### TASK DATA

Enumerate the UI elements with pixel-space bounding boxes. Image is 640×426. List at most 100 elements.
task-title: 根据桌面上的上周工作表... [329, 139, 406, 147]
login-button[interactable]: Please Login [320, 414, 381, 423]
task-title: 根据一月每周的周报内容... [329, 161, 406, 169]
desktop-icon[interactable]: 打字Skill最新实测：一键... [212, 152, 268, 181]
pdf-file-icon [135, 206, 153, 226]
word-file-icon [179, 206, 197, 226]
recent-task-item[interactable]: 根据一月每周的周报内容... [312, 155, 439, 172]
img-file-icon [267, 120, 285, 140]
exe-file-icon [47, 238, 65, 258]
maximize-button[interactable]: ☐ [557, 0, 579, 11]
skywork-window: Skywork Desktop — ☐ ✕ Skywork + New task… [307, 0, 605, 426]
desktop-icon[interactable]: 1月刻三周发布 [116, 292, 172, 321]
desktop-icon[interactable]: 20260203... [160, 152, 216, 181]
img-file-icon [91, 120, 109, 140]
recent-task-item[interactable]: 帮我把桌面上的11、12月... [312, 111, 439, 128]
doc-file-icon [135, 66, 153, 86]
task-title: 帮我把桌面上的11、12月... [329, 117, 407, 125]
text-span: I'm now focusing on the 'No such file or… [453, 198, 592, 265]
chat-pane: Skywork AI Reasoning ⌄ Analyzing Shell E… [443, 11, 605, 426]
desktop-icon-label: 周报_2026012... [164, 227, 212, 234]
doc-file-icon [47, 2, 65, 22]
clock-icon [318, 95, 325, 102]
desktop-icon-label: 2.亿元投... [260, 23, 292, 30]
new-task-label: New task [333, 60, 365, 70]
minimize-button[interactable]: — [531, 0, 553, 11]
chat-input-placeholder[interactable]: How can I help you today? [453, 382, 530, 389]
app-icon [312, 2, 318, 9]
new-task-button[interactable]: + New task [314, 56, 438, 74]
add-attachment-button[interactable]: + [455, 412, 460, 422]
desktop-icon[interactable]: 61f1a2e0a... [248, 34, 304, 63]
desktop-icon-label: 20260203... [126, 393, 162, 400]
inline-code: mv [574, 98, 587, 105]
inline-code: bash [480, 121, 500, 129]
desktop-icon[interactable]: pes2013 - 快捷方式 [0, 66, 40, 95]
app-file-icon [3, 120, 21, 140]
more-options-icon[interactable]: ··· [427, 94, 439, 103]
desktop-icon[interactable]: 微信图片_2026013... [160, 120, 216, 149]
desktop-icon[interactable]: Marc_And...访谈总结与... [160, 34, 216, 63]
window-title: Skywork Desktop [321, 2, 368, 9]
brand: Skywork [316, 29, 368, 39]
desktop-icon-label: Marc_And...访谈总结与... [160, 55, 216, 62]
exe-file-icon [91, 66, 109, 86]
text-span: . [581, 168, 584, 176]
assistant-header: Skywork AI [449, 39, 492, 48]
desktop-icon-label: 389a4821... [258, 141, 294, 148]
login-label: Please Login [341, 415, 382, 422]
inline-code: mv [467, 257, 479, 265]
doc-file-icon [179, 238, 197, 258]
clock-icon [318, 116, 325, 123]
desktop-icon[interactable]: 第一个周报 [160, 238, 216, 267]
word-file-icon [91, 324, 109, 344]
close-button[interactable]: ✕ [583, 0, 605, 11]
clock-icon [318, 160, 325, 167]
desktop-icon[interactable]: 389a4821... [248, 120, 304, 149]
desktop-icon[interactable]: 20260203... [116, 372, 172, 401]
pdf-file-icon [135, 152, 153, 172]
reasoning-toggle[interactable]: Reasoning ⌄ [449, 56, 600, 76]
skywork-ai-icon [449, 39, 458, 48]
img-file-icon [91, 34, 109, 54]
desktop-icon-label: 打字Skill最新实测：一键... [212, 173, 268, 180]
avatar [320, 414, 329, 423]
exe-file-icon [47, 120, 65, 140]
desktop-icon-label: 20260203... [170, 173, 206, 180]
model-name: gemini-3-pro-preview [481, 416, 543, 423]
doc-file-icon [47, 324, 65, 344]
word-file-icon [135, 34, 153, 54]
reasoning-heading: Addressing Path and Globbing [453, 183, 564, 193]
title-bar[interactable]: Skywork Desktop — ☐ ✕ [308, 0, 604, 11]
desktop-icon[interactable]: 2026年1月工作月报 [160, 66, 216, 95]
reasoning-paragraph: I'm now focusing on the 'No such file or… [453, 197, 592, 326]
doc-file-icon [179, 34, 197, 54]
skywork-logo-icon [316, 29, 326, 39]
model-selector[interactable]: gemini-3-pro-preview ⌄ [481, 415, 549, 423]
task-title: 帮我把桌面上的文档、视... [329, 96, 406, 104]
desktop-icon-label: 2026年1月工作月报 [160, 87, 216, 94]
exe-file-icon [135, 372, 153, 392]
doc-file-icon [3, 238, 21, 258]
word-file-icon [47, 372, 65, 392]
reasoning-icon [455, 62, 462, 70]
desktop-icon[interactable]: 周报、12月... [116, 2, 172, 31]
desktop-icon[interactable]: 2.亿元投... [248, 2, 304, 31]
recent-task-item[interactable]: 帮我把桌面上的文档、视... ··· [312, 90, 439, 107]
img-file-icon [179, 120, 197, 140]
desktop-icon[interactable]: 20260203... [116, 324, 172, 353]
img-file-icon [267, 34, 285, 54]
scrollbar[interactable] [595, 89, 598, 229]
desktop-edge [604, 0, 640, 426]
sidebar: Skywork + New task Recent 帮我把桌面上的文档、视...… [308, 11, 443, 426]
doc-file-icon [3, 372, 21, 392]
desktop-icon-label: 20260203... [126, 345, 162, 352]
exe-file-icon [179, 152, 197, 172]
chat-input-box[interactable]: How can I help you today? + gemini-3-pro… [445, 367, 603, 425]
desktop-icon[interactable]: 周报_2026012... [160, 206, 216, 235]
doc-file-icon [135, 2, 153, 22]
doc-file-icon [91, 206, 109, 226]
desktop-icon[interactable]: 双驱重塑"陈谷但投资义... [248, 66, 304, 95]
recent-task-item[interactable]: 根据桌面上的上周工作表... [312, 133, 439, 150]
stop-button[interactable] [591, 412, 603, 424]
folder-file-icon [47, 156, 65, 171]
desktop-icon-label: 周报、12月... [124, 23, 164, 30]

######

▶ TO DO
Render every line of the items above as a single numbered list, leaving out any blank lines.

▶ EXPECTED ANSWER
1. Enumerate the UI elements with pixel-space bounding boxes. Image is 640×426. List at most 100 elements.
2. task-title: 根据桌面上的上周工作表... [329, 139, 406, 147]
3. login-button[interactable]: Please Login [320, 414, 381, 423]
4. task-title: 根据一月每周的周报内容... [329, 161, 406, 169]
5. desktop-icon[interactable]: 打字Skill最新实测：一键... [212, 152, 268, 181]
6. pdf-file-icon [135, 206, 153, 226]
7. word-file-icon [179, 206, 197, 226]
8. recent-task-item[interactable]: 根据一月每周的周报内容... [312, 155, 439, 172]
9. img-file-icon [267, 120, 285, 140]
10. exe-file-icon [47, 238, 65, 258]
11. maximize-button[interactable]: ☐ [557, 0, 579, 11]
12. skywork-window: Skywork Desktop — ☐ ✕ Skywork + New task… [307, 0, 605, 426]
13. desktop-icon[interactable]: 1月刻三周发布 [116, 292, 172, 321]
14. desktop-icon[interactable]: 20260203... [160, 152, 216, 181]
15. img-file-icon [91, 120, 109, 140]
16. recent-task-item[interactable]: 帮我把桌面上的11、12月... [312, 111, 439, 128]
17. doc-file-icon [135, 66, 153, 86]
18. task-title: 帮我把桌面上的11、12月... [329, 117, 407, 125]
19. text-span: I'm now focusing on the 'No such file or… [453, 198, 592, 265]
20. chat-pane: Skywork AI Reasoning ⌄ Analyzing Shell E… [443, 11, 605, 426]
21. desktop-icon-label: 周报_2026012... [164, 227, 212, 234]
22. doc-file-icon [47, 2, 65, 22]
23. clock-icon [318, 95, 325, 102]
24. desktop-icon-label: 2.亿元投... [260, 23, 292, 30]
25. new-task-label: New task [333, 60, 365, 70]
26. minimize-button[interactable]: — [531, 0, 553, 11]
27. chat-input-placeholder[interactable]: How can I help you today? [453, 382, 530, 389]
28. app-icon [312, 2, 318, 9]
29. new-task-button[interactable]: + New task [314, 56, 438, 74]
30. add-attachment-button[interactable]: + [455, 412, 460, 422]
31. desktop-icon[interactable]: 61f1a2e0a... [248, 34, 304, 63]
32. desktop-icon-label: 20260203... [126, 393, 162, 400]
33. inline-code: mv [574, 98, 587, 105]
34. inline-code: bash [480, 121, 500, 129]
35. desktop-icon[interactable]: pes2013 - 快捷方式 [0, 66, 40, 95]
36. app-file-icon [3, 120, 21, 140]
37. more-options-icon[interactable]: ··· [427, 94, 439, 103]
38. desktop-icon[interactable]: 微信图片_2026013... [160, 120, 216, 149]
39. desktop-icon[interactable]: Marc_And...访谈总结与... [160, 34, 216, 63]
40. window-title: Skywork Desktop [321, 2, 368, 9]
41. brand: Skywork [316, 29, 368, 39]
42. desktop-icon-label: Marc_And...访谈总结与... [160, 55, 216, 62]
43. exe-file-icon [91, 66, 109, 86]
44. text-span: . [581, 168, 584, 176]
45. assistant-header: Skywork AI [449, 39, 492, 48]
46. desktop-icon-label: 389a4821... [258, 141, 294, 148]
47. login-label: Please Login [341, 415, 382, 422]
48. inline-code: mv [467, 257, 479, 265]
49. doc-file-icon [179, 238, 197, 258]
50. clock-icon [318, 116, 325, 123]
51. desktop-icon[interactable]: 第一个周报 [160, 238, 216, 267]
52. word-file-icon [91, 324, 109, 344]
53. close-button[interactable]: ✕ [583, 0, 605, 11]
54. clock-icon [318, 160, 325, 167]
55. desktop-icon[interactable]: 389a4821... [248, 120, 304, 149]
56. desktop-icon[interactable]: 20260203... [116, 372, 172, 401]
57. pdf-file-icon [135, 152, 153, 172]
58. reasoning-toggle[interactable]: Reasoning ⌄ [449, 56, 600, 76]
59. skywork-ai-icon [449, 39, 458, 48]
60. img-file-icon [91, 34, 109, 54]
61. desktop-icon-label: 打字Skill最新实测：一键... [212, 173, 268, 180]
62. avatar [320, 414, 329, 423]
63. exe-file-icon [47, 120, 65, 140]
64. desktop-icon-label: 20260203... [170, 173, 206, 180]
65. model-name: gemini-3-pro-preview [481, 416, 543, 423]
66. doc-file-icon [47, 324, 65, 344]
67. word-file-icon [135, 34, 153, 54]
68. reasoning-heading: Addressing Path and Globbing [453, 183, 564, 193]
69. title-bar[interactable]: Skywork Desktop — ☐ ✕ [308, 0, 604, 11]
70. desktop-icon[interactable]: 2026年1月工作月报 [160, 66, 216, 95]
71. reasoning-paragraph: I'm now focusing on the 'No such file or… [453, 197, 592, 326]
72. doc-file-icon [179, 34, 197, 54]
73. skywork-logo-icon [316, 29, 326, 39]
74. model-selector[interactable]: gemini-3-pro-preview ⌄ [481, 415, 549, 423]
75. task-title: 帮我把桌面上的文档、视... [329, 96, 406, 104]
76. desktop-icon-label: 2026年1月工作月报 [160, 87, 216, 94]
77. exe-file-icon [135, 372, 153, 392]
78. doc-file-icon [3, 238, 21, 258]
79. word-file-icon [47, 372, 65, 392]
80. reasoning-icon [455, 62, 462, 70]
81. desktop-icon[interactable]: 周报、12月... [116, 2, 172, 31]
82. desktop-icon[interactable]: 2.亿元投... [248, 2, 304, 31]
83. recent-task-item[interactable]: 帮我把桌面上的文档、视... ··· [312, 90, 439, 107]
84. img-file-icon [179, 120, 197, 140]
85. desktop-icon[interactable]: 20260203... [116, 324, 172, 353]
86. img-file-icon [267, 34, 285, 54]
87. scrollbar[interactable] [595, 89, 598, 229]
88. desktop-edge [604, 0, 640, 426]
89. sidebar: Skywork + New task Recent 帮我把桌面上的文档、视...… [308, 11, 443, 426]
90. doc-file-icon [3, 372, 21, 392]
91. desktop-icon-label: 20260203... [126, 345, 162, 352]
92. exe-file-icon [179, 152, 197, 172]
93. chat-input-box[interactable]: How can I help you today? + gemini-3-pro… [445, 367, 603, 425]
94. desktop-icon[interactable]: 周报_2026012... [160, 206, 216, 235]
95. doc-file-icon [135, 2, 153, 22]
96. doc-file-icon [91, 206, 109, 226]
97. desktop-icon[interactable]: 双驱重塑"陈谷但投资义... [248, 66, 304, 95]
98. recent-task-item[interactable]: 根据桌面上的上周工作表... [312, 133, 439, 150]
99. stop-button[interactable] [591, 412, 603, 424]
100. folder-file-icon [47, 156, 65, 171]
101. desktop-icon-label: 周报、12月... [124, 23, 164, 30]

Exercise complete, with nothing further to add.